----- THE INPUT -----

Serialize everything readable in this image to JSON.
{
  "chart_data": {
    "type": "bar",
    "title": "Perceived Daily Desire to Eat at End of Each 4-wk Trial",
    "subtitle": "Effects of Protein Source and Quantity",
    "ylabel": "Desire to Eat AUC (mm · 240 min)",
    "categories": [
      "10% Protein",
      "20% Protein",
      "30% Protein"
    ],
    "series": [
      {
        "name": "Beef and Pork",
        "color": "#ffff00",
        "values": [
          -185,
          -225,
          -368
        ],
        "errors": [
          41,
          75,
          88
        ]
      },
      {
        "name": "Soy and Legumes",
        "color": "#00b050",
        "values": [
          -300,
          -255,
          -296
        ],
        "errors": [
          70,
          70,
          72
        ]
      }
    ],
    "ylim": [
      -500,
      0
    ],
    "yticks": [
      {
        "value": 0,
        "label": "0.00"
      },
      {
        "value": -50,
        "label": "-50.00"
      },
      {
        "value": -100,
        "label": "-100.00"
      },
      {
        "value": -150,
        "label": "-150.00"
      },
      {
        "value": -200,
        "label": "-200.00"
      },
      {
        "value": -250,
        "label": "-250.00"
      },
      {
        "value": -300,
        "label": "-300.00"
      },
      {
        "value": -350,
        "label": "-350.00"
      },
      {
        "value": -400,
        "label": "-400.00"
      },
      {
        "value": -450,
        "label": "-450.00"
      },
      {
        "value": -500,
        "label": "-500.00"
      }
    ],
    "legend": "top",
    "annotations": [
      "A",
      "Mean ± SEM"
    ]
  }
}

-----

(YOUR INSTRUCTIONS)
Copy every line in the data above that has the string "Desire" in it.

(ANSWER FOR THIS EXERCISE)
    "title": "Perceived Daily Desire to Eat at End of Each 4-wk Trial",
    "ylabel": "Desire to Eat AUC (mm · 240 min)",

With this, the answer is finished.